— begin Records for processing —

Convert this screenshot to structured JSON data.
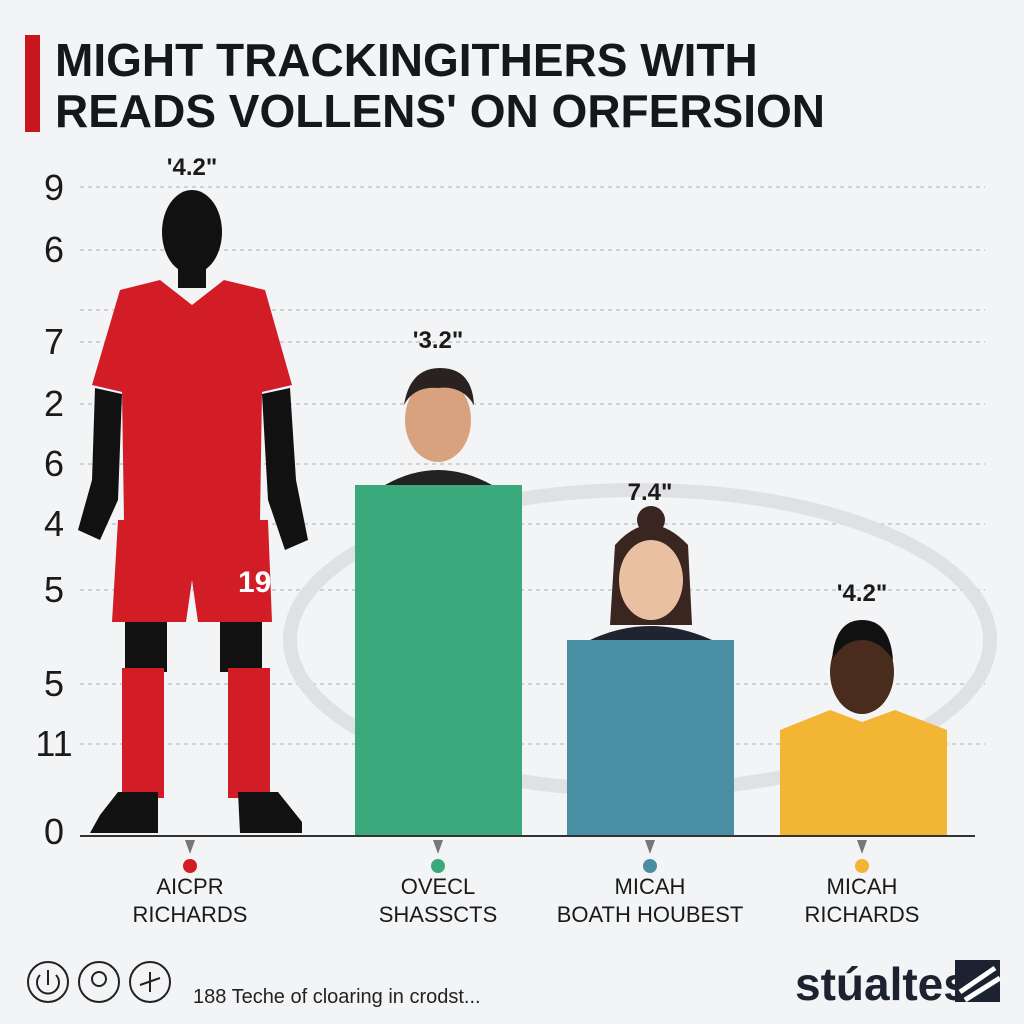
{
  "header": {
    "title_lines": [
      "MIGHT TRACKINGITHERS WITH",
      "READS VOLLENS' ON ORFERSION"
    ]
  },
  "axis_labels": [
    "9",
    "6",
    "7",
    "2",
    "6",
    "4",
    "5",
    "5",
    "11",
    "0"
  ],
  "columns": [
    {
      "value_label": "'4.2\"",
      "name_lines": [
        "AICPR",
        "RICHARDS"
      ]
    },
    {
      "value_label": "'3.2\"",
      "name_lines": [
        "OVECL",
        "SHASSCTS"
      ]
    },
    {
      "value_label": "7.4\"",
      "name_lines": [
        "MICAH",
        "BOATH HOUBEST"
      ]
    },
    {
      "value_label": "'4.2\"",
      "name_lines": [
        "MICAH",
        "RICHARDS"
      ]
    }
  ],
  "footer": {
    "caption": "188 Teche of cloaring in crodst...",
    "brand": "stúaltes"
  }
}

— end Records for processing —

*Objective*: Write out the full set of lines verbatim, without the pictures.

*Correct result*:
Convert this screenshot to structured JSON data.
{
  "header": {
    "title_lines": [
      "MIGHT TRACKINGITHERS WITH",
      "READS VOLLENS' ON ORFERSION"
    ]
  },
  "axis_labels": [
    "9",
    "6",
    "7",
    "2",
    "6",
    "4",
    "5",
    "5",
    "11",
    "0"
  ],
  "columns": [
    {
      "value_label": "'4.2\"",
      "name_lines": [
        "AICPR",
        "RICHARDS"
      ]
    },
    {
      "value_label": "'3.2\"",
      "name_lines": [
        "OVECL",
        "SHASSCTS"
      ]
    },
    {
      "value_label": "7.4\"",
      "name_lines": [
        "MICAH",
        "BOATH HOUBEST"
      ]
    },
    {
      "value_label": "'4.2\"",
      "name_lines": [
        "MICAH",
        "RICHARDS"
      ]
    }
  ],
  "footer": {
    "caption": "188 Teche of cloaring in crodst...",
    "brand": "stúaltes"
  }
}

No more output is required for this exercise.